## PROBLEM TO SOLVE
Repeat every record below exactly as it appears.

## ENTRIES
■ ■ ■ ■

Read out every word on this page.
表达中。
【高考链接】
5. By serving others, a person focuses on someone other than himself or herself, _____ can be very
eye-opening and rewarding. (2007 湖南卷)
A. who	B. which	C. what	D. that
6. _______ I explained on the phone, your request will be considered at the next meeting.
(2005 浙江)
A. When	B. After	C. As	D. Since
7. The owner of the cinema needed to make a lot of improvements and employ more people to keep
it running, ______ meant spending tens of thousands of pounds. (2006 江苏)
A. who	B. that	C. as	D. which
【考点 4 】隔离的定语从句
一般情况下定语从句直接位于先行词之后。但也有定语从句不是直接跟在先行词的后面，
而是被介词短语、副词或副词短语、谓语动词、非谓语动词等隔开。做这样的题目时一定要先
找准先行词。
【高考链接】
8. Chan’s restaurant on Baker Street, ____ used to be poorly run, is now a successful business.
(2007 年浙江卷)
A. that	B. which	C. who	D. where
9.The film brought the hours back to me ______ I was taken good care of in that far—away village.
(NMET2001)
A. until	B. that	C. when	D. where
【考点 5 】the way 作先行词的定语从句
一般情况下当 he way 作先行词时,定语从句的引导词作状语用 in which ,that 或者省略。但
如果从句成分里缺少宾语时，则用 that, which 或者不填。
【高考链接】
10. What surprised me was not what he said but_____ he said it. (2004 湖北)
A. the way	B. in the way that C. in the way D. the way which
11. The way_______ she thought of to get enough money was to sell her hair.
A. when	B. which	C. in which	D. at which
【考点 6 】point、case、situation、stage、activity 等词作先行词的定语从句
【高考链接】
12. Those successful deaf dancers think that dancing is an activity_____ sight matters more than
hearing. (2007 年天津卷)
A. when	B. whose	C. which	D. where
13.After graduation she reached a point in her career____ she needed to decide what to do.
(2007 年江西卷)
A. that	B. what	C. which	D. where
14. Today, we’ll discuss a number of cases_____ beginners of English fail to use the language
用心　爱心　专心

■ ■ ■ ■

## FULL RESPONSE
Read out every word on this page.
表达中。
【高考链接】
5. By serving others, a person focuses on someone other than himself or herself, _____ can be very
eye-opening and rewarding. (2007 湖南卷)
A. who	B. which	C. what	D. that
6. _______ I explained on the phone, your request will be considered at the next meeting.
(2005 浙江)
A. When	B. After	C. As	D. Since
7. The owner of the cinema needed to make a lot of improvements and employ more people to keep
it running, ______ meant spending tens of thousands of pounds. (2006 江苏)
A. who	B. that	C. as	D. which
【考点 4 】隔离的定语从句
一般情况下定语从句直接位于先行词之后。但也有定语从句不是直接跟在先行词的后面，
而是被介词短语、副词或副词短语、谓语动词、非谓语动词等隔开。做这样的题目时一定要先
找准先行词。
【高考链接】
8. Chan’s restaurant on Baker Street, ____ used to be poorly run, is now a successful business.
(2007 年浙江卷)
A. that	B. which	C. who	D. where
9.The film brought the hours back to me ______ I was taken good care of in that far—away village.
(NMET2001)
A. until	B. that	C. when	D. where
【考点 5 】the way 作先行词的定语从句
一般情况下当 he way 作先行词时,定语从句的引导词作状语用 in which ,that 或者省略。但
如果从句成分里缺少宾语时，则用 that, which 或者不填。
【高考链接】
10. What surprised me was not what he said but_____ he said it. (2004 湖北)
A. the way	B. in the way that C. in the way D. the way which
11. The way_______ she thought of to get enough money was to sell her hair.
A. when	B. which	C. in which	D. at which
【考点 6 】point、case、situation、stage、activity 等词作先行词的定语从句
【高考链接】
12. Those successful deaf dancers think that dancing is an activity_____ sight matters more than
hearing. (2007 年天津卷)
A. when	B. whose	C. which	D. where
13.After graduation she reached a point in her career____ she needed to decide what to do.
(2007 年江西卷)
A. that	B. what	C. which	D. where
14. Today, we’ll discuss a number of cases_____ beginners of English fail to use the language
用心　爱心　专心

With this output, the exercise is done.